Records for the exercise:
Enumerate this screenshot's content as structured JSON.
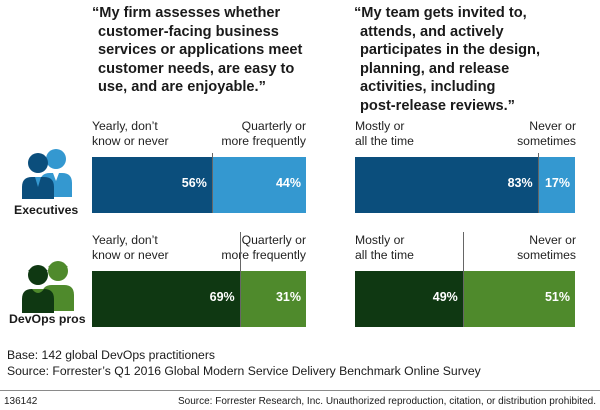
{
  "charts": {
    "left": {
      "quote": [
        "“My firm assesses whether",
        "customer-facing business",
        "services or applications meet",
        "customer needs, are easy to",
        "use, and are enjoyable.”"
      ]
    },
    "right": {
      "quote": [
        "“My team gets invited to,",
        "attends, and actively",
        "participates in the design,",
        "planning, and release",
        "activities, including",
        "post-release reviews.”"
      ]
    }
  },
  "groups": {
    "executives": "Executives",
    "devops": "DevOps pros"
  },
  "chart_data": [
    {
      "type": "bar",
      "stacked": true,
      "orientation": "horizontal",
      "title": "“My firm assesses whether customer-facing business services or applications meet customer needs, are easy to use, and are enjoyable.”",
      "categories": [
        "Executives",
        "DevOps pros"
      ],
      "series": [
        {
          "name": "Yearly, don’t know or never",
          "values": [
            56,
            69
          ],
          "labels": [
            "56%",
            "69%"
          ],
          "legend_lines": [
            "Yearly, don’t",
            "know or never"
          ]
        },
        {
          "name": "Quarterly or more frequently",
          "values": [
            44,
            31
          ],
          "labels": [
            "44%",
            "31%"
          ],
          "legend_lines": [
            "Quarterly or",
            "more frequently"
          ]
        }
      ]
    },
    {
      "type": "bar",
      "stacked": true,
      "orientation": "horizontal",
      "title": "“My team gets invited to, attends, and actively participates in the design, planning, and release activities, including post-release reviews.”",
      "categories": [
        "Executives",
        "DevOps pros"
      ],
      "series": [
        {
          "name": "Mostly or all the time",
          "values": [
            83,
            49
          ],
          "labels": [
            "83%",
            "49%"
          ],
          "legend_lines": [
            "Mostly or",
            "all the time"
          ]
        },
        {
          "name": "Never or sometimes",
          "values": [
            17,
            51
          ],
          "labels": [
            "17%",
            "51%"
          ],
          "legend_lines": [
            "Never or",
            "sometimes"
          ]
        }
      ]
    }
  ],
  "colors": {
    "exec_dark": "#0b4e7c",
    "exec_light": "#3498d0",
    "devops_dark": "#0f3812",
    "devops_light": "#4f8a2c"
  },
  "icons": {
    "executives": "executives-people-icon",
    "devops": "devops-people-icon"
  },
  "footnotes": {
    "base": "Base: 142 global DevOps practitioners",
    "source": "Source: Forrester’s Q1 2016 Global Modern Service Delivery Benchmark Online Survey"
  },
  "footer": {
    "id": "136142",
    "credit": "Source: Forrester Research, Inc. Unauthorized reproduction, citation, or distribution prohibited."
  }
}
==
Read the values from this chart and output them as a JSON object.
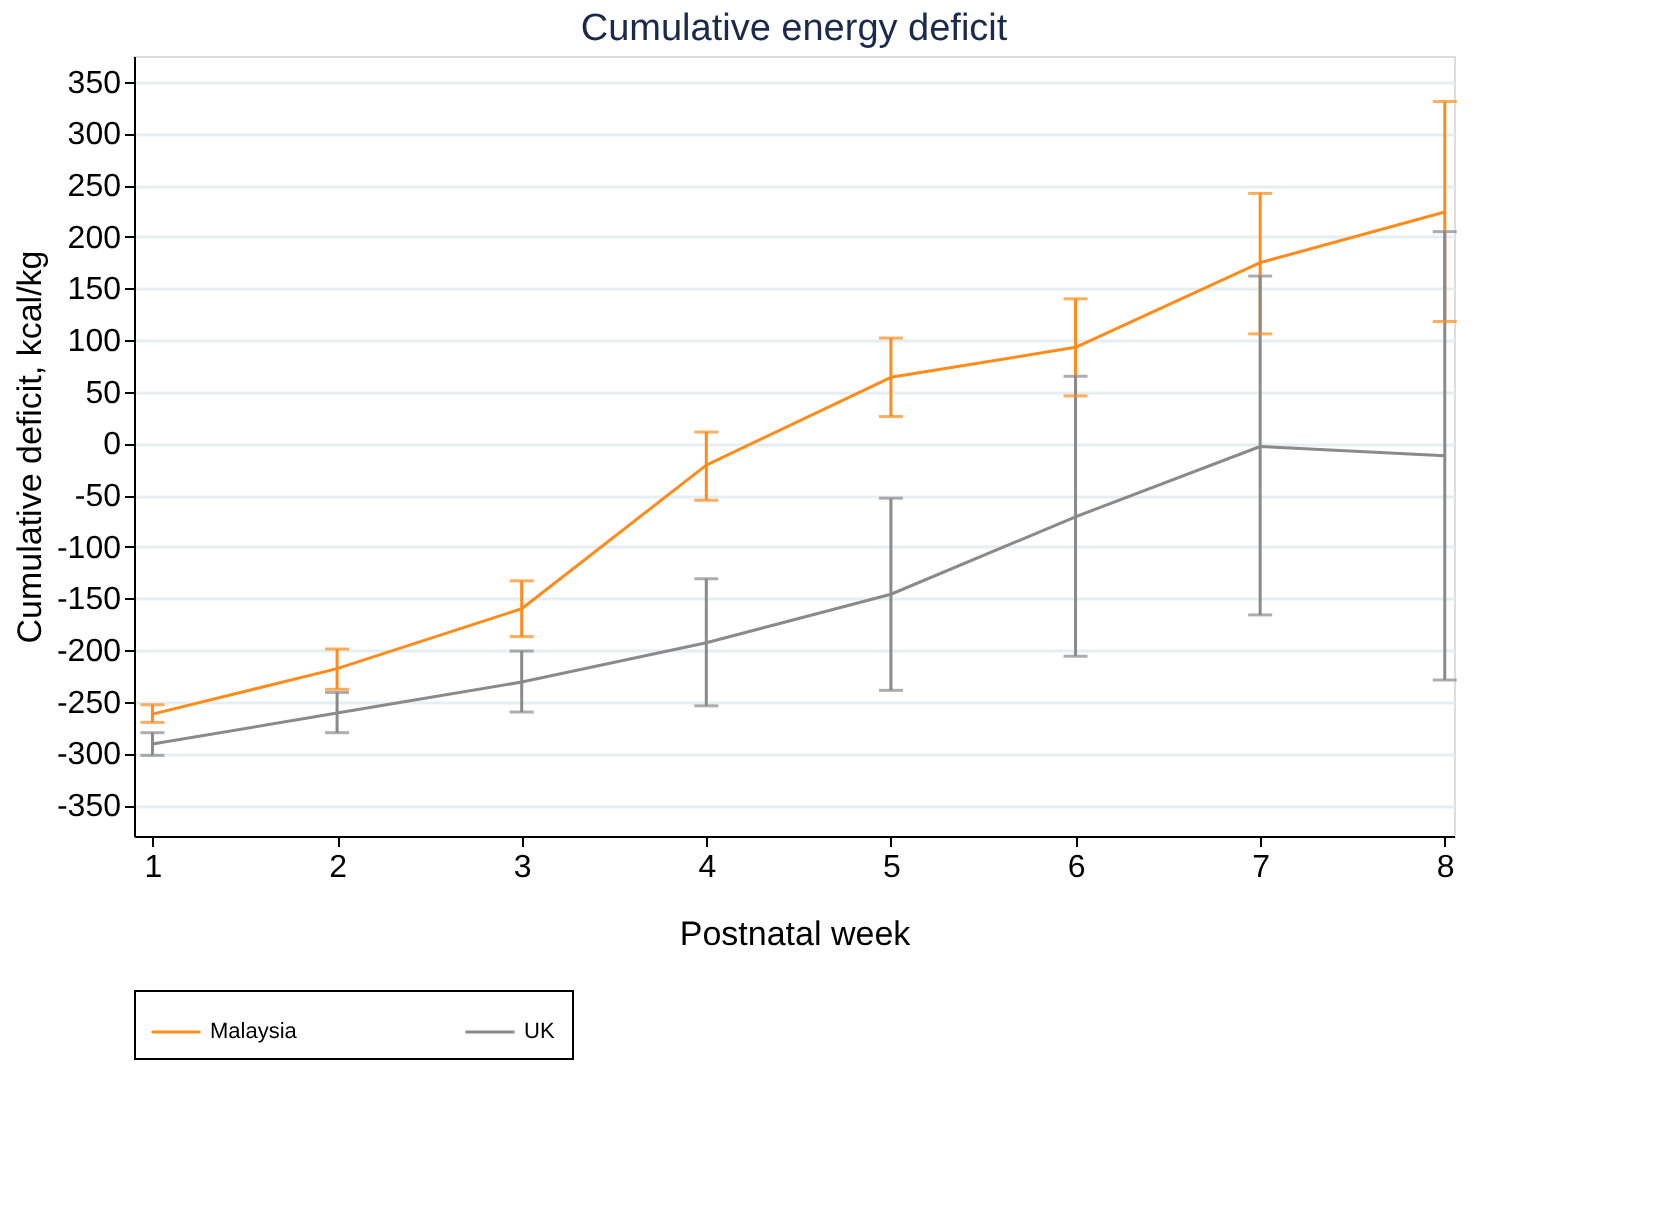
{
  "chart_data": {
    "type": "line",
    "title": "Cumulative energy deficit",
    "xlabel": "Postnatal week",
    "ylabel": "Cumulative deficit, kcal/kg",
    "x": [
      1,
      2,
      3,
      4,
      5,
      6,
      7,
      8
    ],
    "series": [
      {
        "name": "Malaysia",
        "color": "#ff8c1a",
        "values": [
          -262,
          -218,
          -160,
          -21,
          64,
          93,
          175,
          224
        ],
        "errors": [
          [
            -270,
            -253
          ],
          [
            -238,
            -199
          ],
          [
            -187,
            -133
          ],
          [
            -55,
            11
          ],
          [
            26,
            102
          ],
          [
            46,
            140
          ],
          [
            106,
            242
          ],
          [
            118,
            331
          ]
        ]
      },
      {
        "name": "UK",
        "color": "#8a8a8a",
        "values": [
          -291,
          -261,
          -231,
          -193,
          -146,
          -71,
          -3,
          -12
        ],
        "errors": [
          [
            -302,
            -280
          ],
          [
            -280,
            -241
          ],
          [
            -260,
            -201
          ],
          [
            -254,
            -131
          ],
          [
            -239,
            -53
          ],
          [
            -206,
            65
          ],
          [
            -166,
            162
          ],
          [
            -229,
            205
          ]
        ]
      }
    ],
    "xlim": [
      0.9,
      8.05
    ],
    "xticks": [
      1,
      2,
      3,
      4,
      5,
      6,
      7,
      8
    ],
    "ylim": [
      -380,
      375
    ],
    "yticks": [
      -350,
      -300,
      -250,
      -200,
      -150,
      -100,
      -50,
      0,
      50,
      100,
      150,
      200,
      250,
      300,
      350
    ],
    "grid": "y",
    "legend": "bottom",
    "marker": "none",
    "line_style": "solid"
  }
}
==
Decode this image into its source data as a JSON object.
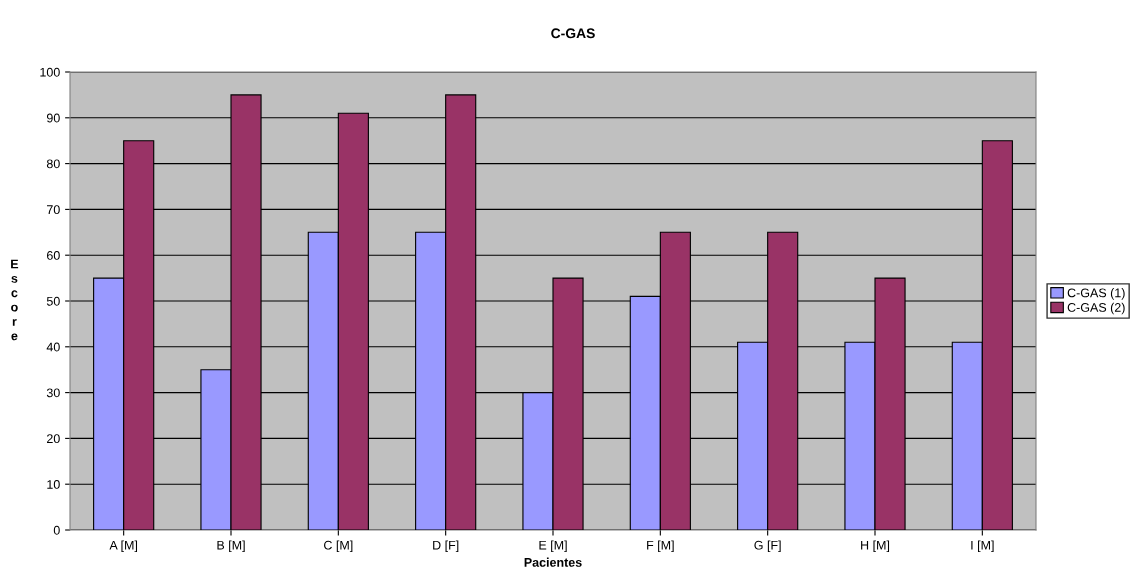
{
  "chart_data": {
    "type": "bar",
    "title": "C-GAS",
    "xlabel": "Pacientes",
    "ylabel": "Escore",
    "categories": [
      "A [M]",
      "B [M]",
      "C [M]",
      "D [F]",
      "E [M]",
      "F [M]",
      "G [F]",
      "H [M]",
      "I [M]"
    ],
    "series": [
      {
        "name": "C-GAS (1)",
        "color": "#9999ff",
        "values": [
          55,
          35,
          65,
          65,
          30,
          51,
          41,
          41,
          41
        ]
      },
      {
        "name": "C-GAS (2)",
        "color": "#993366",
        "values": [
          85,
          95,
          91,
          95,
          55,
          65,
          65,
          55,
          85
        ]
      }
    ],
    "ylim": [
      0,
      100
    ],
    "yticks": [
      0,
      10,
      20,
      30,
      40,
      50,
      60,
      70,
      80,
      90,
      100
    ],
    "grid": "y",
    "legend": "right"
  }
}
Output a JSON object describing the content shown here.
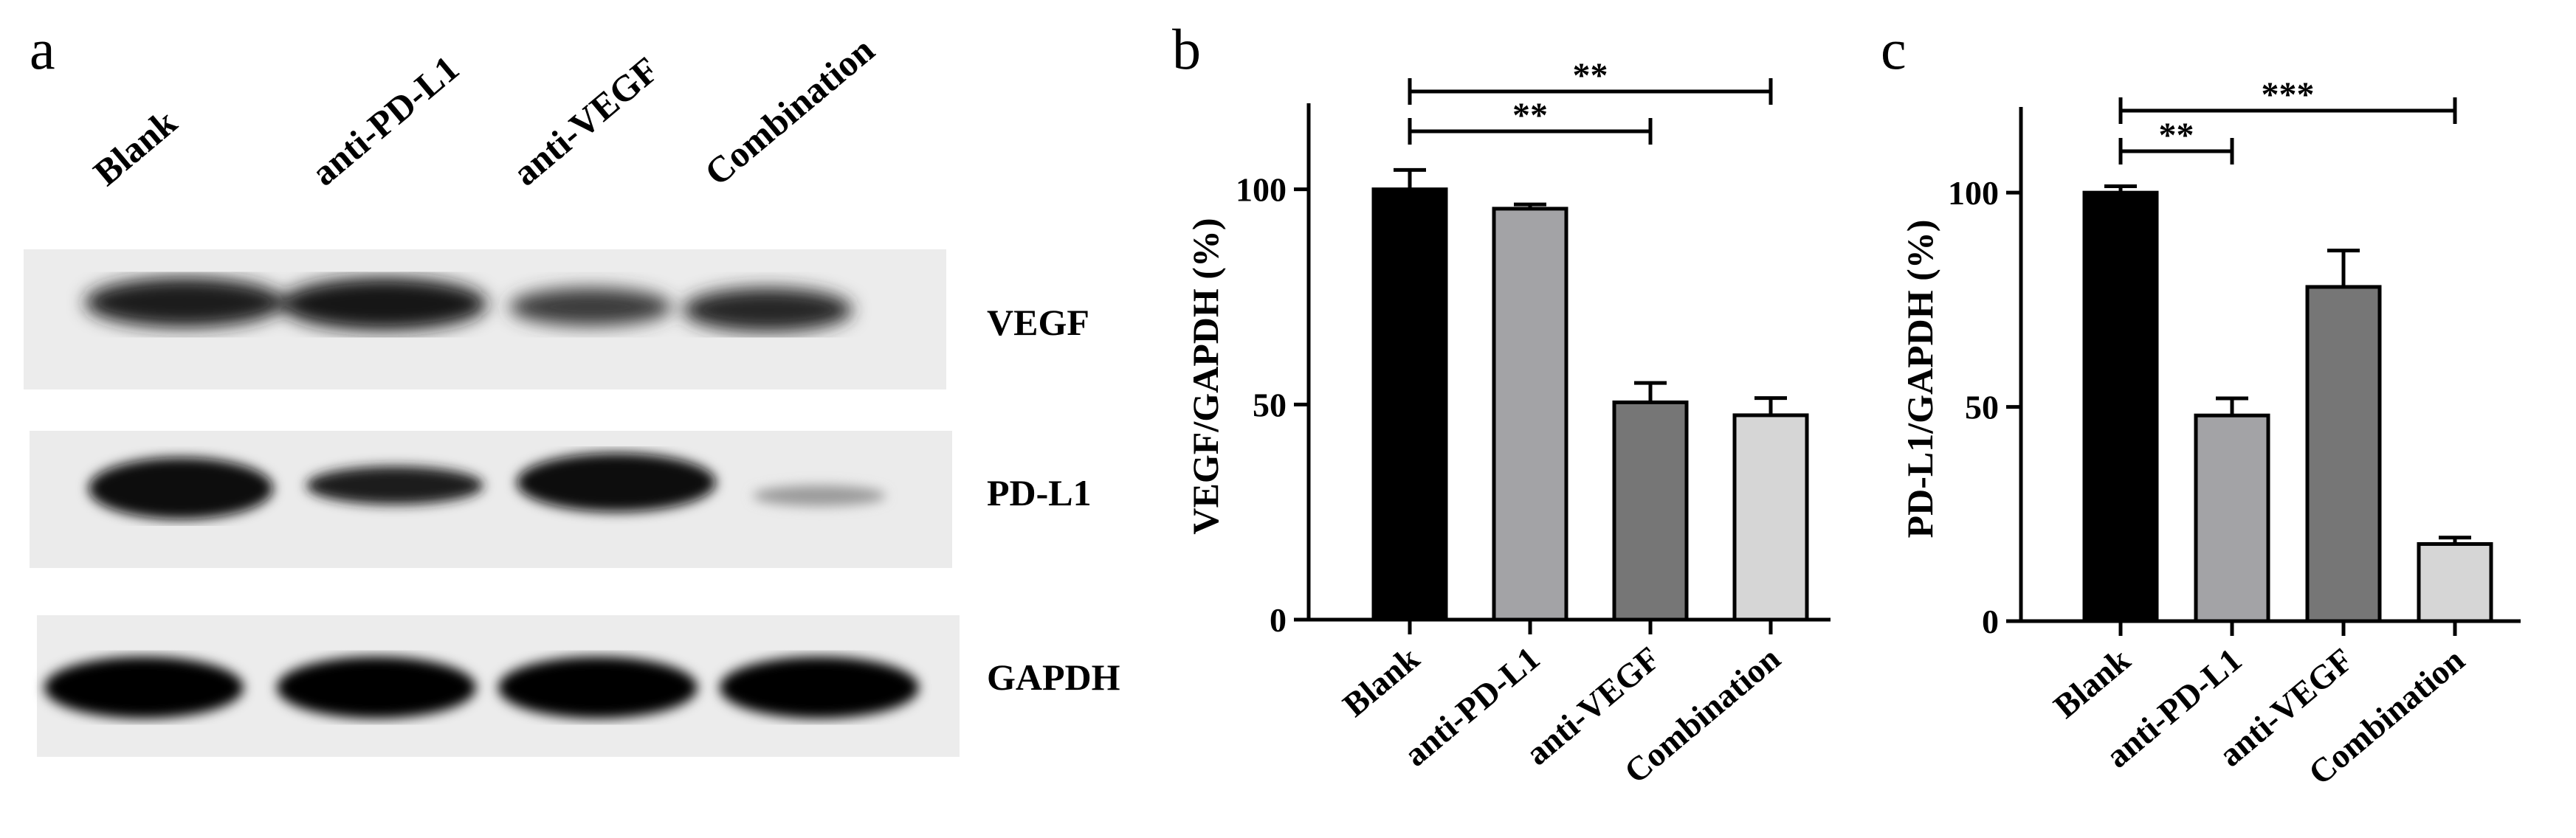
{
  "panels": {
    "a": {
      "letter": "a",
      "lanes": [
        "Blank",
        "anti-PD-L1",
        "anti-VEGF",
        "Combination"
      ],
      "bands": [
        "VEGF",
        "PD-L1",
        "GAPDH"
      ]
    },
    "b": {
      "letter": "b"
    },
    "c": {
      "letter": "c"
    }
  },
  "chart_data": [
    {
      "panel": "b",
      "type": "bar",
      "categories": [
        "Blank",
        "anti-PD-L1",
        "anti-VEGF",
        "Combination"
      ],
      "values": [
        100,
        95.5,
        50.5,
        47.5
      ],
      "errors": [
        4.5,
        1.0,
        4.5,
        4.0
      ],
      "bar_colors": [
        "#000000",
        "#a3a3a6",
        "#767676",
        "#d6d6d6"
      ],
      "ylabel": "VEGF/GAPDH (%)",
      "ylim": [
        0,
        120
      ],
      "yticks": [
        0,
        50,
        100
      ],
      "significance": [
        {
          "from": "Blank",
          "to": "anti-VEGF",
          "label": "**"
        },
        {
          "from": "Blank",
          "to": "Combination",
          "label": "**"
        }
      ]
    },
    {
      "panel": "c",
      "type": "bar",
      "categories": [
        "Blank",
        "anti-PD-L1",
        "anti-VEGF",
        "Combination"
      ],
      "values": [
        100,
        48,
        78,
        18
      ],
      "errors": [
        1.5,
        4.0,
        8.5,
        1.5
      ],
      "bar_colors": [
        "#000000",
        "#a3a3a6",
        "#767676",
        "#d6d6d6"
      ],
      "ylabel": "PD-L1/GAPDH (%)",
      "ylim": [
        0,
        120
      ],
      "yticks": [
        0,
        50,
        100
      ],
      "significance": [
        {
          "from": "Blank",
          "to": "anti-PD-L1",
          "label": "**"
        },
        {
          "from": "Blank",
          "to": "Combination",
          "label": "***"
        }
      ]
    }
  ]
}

Stated task: Select every line in the records above that contains the word "design".

Problem solution:
        "participates in the design,",
      "title": "“My team gets invited to, attends, and actively participates in the design, planning, and release activities, including post-release reviews.”",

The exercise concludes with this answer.